** Begin Data provided **
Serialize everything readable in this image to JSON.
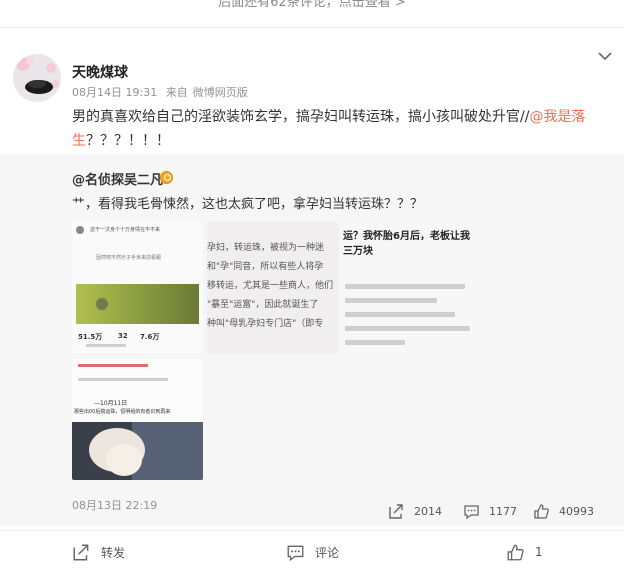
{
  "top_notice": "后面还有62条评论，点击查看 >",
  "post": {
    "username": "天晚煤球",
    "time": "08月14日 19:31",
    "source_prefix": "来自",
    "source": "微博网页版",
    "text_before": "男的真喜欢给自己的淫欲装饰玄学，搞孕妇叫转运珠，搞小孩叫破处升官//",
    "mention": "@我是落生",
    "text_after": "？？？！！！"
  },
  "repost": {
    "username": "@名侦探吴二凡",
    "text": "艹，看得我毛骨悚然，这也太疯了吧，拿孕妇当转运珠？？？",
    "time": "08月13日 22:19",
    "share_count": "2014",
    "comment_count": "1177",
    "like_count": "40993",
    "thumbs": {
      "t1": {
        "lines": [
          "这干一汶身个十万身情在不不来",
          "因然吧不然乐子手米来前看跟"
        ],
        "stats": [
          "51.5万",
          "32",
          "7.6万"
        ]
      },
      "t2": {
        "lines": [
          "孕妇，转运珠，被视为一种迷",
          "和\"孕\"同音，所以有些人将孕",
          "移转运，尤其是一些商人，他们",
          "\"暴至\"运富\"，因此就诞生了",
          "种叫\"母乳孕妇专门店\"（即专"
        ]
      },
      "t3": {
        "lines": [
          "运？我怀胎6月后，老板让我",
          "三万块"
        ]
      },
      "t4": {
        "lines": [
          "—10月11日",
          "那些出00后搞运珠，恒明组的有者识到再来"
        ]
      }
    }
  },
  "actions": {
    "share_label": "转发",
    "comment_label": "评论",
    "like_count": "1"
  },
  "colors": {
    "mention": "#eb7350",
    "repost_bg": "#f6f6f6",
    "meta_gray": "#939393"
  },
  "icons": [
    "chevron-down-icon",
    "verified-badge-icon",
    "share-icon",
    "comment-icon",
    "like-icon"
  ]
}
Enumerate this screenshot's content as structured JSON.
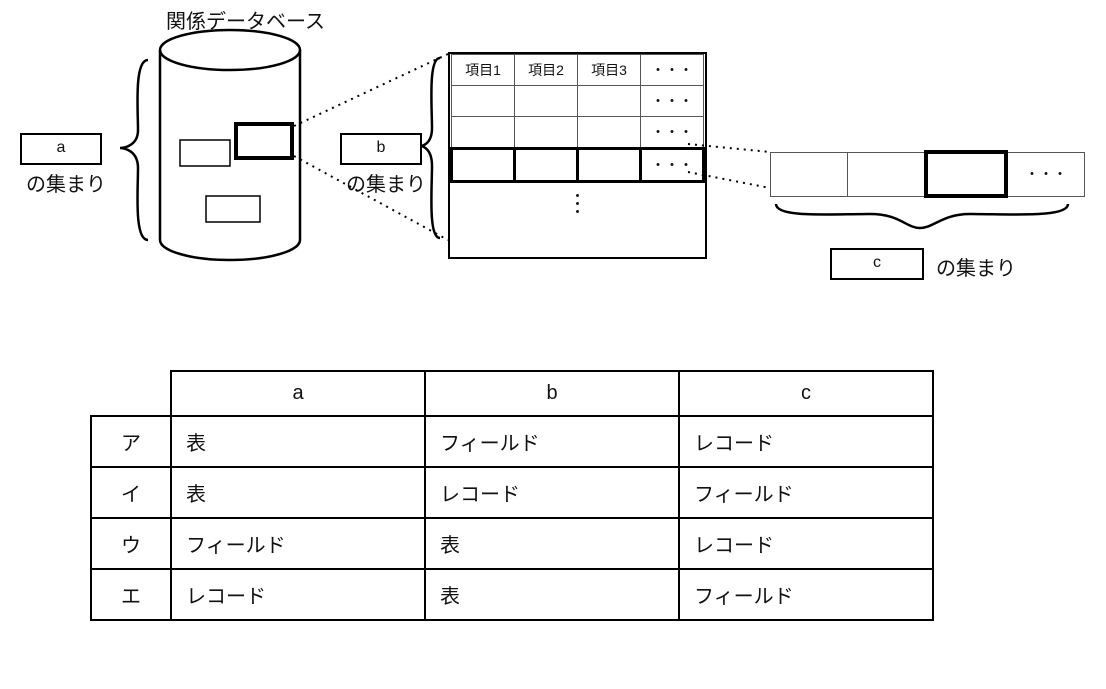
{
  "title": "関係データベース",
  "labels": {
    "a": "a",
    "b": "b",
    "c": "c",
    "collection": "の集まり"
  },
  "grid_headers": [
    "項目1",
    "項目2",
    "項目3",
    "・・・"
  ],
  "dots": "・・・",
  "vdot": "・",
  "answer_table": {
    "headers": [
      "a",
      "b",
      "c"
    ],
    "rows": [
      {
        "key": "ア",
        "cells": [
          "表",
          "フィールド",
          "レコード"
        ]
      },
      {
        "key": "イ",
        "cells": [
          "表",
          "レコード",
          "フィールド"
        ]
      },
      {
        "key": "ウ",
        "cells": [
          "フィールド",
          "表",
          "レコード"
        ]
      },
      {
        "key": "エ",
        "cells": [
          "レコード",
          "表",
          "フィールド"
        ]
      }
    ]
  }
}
** End Data provided **
The problem:
Pictures stay out; repeat all the rest of the records exactly.

Solution to this problem:
Serialize everything readable in this image to JSON.
{
  "top_notice": "后面还有62条评论，点击查看 >",
  "post": {
    "username": "天晚煤球",
    "time": "08月14日 19:31",
    "source_prefix": "来自",
    "source": "微博网页版",
    "text_before": "男的真喜欢给自己的淫欲装饰玄学，搞孕妇叫转运珠，搞小孩叫破处升官//",
    "mention": "@我是落生",
    "text_after": "？？？！！！"
  },
  "repost": {
    "username": "@名侦探吴二凡",
    "text": "艹，看得我毛骨悚然，这也太疯了吧，拿孕妇当转运珠？？？",
    "time": "08月13日 22:19",
    "share_count": "2014",
    "comment_count": "1177",
    "like_count": "40993",
    "thumbs": {
      "t1": {
        "lines": [
          "这干一汶身个十万身情在不不来",
          "因然吧不然乐子手米来前看跟"
        ],
        "stats": [
          "51.5万",
          "32",
          "7.6万"
        ]
      },
      "t2": {
        "lines": [
          "孕妇，转运珠，被视为一种迷",
          "和\"孕\"同音，所以有些人将孕",
          "移转运，尤其是一些商人，他们",
          "\"暴至\"运富\"，因此就诞生了",
          "种叫\"母乳孕妇专门店\"（即专"
        ]
      },
      "t3": {
        "lines": [
          "运？我怀胎6月后，老板让我",
          "三万块"
        ]
      },
      "t4": {
        "lines": [
          "—10月11日",
          "那些出00后搞运珠，恒明组的有者识到再来"
        ]
      }
    }
  },
  "actions": {
    "share_label": "转发",
    "comment_label": "评论",
    "like_count": "1"
  },
  "colors": {
    "mention": "#eb7350",
    "repost_bg": "#f6f6f6",
    "meta_gray": "#939393"
  },
  "icons": [
    "chevron-down-icon",
    "verified-badge-icon",
    "share-icon",
    "comment-icon",
    "like-icon"
  ]
}
Enumerate this screenshot's content as structured JSON.
{
  "title": "関係データベース",
  "labels": {
    "a": "a",
    "b": "b",
    "c": "c",
    "collection": "の集まり"
  },
  "grid_headers": [
    "項目1",
    "項目2",
    "項目3",
    "・・・"
  ],
  "dots": "・・・",
  "vdot": "・",
  "answer_table": {
    "headers": [
      "a",
      "b",
      "c"
    ],
    "rows": [
      {
        "key": "ア",
        "cells": [
          "表",
          "フィールド",
          "レコード"
        ]
      },
      {
        "key": "イ",
        "cells": [
          "表",
          "レコード",
          "フィールド"
        ]
      },
      {
        "key": "ウ",
        "cells": [
          "フィールド",
          "表",
          "レコード"
        ]
      },
      {
        "key": "エ",
        "cells": [
          "レコード",
          "表",
          "フィールド"
        ]
      }
    ]
  }
}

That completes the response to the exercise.